— start of Records supplied —
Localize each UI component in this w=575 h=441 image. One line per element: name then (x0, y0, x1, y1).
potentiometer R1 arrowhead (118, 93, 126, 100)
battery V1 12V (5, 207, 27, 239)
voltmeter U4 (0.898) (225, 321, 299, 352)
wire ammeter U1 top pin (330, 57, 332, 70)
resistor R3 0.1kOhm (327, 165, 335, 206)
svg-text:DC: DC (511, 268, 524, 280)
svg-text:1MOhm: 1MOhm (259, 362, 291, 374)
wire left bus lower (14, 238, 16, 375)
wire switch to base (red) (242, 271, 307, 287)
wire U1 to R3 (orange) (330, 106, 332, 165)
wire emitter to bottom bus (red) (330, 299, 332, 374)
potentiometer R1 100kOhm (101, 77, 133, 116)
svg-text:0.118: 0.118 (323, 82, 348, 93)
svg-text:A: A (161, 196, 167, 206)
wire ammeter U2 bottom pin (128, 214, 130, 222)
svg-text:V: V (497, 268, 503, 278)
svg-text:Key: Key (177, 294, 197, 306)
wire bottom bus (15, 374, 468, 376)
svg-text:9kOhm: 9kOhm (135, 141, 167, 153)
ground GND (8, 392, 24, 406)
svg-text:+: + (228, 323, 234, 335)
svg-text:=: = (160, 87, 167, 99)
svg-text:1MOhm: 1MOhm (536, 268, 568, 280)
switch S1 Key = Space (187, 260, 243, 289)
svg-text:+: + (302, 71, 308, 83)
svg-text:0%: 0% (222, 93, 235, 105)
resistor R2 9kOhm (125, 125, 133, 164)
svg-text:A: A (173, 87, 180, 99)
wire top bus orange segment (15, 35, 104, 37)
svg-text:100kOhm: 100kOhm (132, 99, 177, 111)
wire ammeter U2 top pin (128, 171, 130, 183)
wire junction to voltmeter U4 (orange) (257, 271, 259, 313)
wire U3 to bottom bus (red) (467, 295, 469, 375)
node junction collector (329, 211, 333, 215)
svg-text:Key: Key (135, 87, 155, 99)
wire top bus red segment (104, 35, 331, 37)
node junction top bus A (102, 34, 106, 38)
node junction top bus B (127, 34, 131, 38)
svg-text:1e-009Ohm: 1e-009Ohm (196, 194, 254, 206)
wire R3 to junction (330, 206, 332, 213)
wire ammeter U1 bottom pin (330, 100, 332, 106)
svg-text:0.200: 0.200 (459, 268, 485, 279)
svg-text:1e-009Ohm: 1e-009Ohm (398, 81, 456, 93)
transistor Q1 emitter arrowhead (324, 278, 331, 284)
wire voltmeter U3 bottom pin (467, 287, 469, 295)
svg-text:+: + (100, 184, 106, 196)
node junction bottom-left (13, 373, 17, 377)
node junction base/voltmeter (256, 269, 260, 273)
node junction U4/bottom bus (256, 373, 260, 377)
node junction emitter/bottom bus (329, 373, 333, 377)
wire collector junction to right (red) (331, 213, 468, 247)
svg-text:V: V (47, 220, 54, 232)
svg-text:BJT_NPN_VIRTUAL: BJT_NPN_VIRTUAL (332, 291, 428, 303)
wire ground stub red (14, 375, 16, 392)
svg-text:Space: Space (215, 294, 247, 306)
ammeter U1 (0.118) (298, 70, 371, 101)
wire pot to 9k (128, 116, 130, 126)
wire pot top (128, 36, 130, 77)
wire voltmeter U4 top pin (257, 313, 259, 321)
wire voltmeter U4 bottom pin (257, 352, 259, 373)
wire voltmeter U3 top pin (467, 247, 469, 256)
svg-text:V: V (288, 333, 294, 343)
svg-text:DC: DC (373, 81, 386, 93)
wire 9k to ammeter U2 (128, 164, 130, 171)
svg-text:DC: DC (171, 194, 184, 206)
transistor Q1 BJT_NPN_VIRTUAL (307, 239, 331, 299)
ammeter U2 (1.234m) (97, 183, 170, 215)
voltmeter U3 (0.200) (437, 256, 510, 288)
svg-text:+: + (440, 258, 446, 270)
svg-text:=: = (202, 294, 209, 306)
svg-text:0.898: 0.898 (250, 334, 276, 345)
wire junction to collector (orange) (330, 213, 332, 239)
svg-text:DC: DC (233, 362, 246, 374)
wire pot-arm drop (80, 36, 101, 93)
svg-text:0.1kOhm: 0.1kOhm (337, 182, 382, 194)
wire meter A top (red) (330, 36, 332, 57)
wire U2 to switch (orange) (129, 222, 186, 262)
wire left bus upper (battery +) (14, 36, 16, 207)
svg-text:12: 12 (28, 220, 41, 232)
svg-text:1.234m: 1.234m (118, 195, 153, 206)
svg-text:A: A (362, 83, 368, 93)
— end of Records supplied —
Problem requirements ▸
Reproduce every line of the data above, keeping each character unchanged.

Problem solution ▸
Localize each UI component in this w=575 h=441 image. One line per element: name then (x0, y0, x1, y1).
potentiometer R1 arrowhead (118, 93, 126, 100)
battery V1 12V (5, 207, 27, 239)
voltmeter U4 (0.898) (225, 321, 299, 352)
wire ammeter U1 top pin (330, 57, 332, 70)
resistor R3 0.1kOhm (327, 165, 335, 206)
svg-text:DC: DC (511, 268, 524, 280)
svg-text:1MOhm: 1MOhm (259, 362, 291, 374)
wire left bus lower (14, 238, 16, 375)
wire switch to base (red) (242, 271, 307, 287)
wire U1 to R3 (orange) (330, 106, 332, 165)
wire emitter to bottom bus (red) (330, 299, 332, 374)
potentiometer R1 100kOhm (101, 77, 133, 116)
svg-text:0.118: 0.118 (323, 82, 348, 93)
svg-text:A: A (161, 196, 167, 206)
wire ammeter U2 bottom pin (128, 214, 130, 222)
svg-text:V: V (497, 268, 503, 278)
svg-text:Key: Key (177, 294, 197, 306)
wire bottom bus (15, 374, 468, 376)
svg-text:9kOhm: 9kOhm (135, 141, 167, 153)
ground GND (8, 392, 24, 406)
svg-text:+: + (228, 323, 234, 335)
svg-text:=: = (160, 87, 167, 99)
svg-text:1MOhm: 1MOhm (536, 268, 568, 280)
switch S1 Key = Space (187, 260, 243, 289)
svg-text:+: + (302, 71, 308, 83)
svg-text:0%: 0% (222, 93, 235, 105)
resistor R2 9kOhm (125, 125, 133, 164)
svg-text:A: A (173, 87, 180, 99)
wire top bus orange segment (15, 35, 104, 37)
svg-text:100kOhm: 100kOhm (132, 99, 177, 111)
wire ammeter U2 top pin (128, 171, 130, 183)
wire junction to voltmeter U4 (orange) (257, 271, 259, 313)
wire U3 to bottom bus (red) (467, 295, 469, 375)
node junction collector (329, 211, 333, 215)
svg-text:Key: Key (135, 87, 155, 99)
wire top bus red segment (104, 35, 331, 37)
node junction top bus A (102, 34, 106, 38)
node junction top bus B (127, 34, 131, 38)
svg-text:1e-009Ohm: 1e-009Ohm (196, 194, 254, 206)
wire R3 to junction (330, 206, 332, 213)
wire ammeter U1 bottom pin (330, 100, 332, 106)
svg-text:0.200: 0.200 (459, 268, 485, 279)
svg-text:1e-009Ohm: 1e-009Ohm (398, 81, 456, 93)
transistor Q1 emitter arrowhead (324, 278, 331, 284)
wire voltmeter U3 bottom pin (467, 287, 469, 295)
svg-text:+: + (100, 184, 106, 196)
node junction bottom-left (13, 373, 17, 377)
node junction base/voltmeter (256, 269, 260, 273)
node junction U4/bottom bus (256, 373, 260, 377)
node junction emitter/bottom bus (329, 373, 333, 377)
wire collector junction to right (red) (331, 213, 468, 247)
svg-text:V: V (47, 220, 54, 232)
svg-text:BJT_NPN_VIRTUAL: BJT_NPN_VIRTUAL (332, 291, 428, 303)
wire ground stub red (14, 375, 16, 392)
svg-text:Space: Space (215, 294, 247, 306)
ammeter U1 (0.118) (298, 70, 371, 101)
wire pot to 9k (128, 116, 130, 126)
wire pot top (128, 36, 130, 77)
wire voltmeter U4 top pin (257, 313, 259, 321)
wire voltmeter U4 bottom pin (257, 352, 259, 373)
wire voltmeter U3 top pin (467, 247, 469, 256)
svg-text:V: V (288, 333, 294, 343)
svg-text:DC: DC (373, 81, 386, 93)
wire 9k to ammeter U2 (128, 164, 130, 171)
svg-text:DC: DC (171, 194, 184, 206)
transistor Q1 BJT_NPN_VIRTUAL (307, 239, 331, 299)
ammeter U2 (1.234m) (97, 183, 170, 215)
voltmeter U3 (0.200) (437, 256, 510, 288)
svg-text:+: + (440, 258, 446, 270)
svg-text:=: = (202, 294, 209, 306)
svg-text:0.898: 0.898 (250, 334, 276, 345)
wire junction to collector (orange) (330, 213, 332, 239)
svg-text:DC: DC (233, 362, 246, 374)
wire pot-arm drop (80, 36, 101, 93)
svg-text:0.1kOhm: 0.1kOhm (337, 182, 382, 194)
wire meter A top (red) (330, 36, 332, 57)
wire U2 to switch (orange) (129, 222, 186, 262)
wire left bus upper (battery +) (14, 36, 16, 207)
svg-text:12: 12 (28, 220, 41, 232)
svg-text:1.234m: 1.234m (118, 195, 153, 206)
svg-text:A: A (362, 83, 368, 93)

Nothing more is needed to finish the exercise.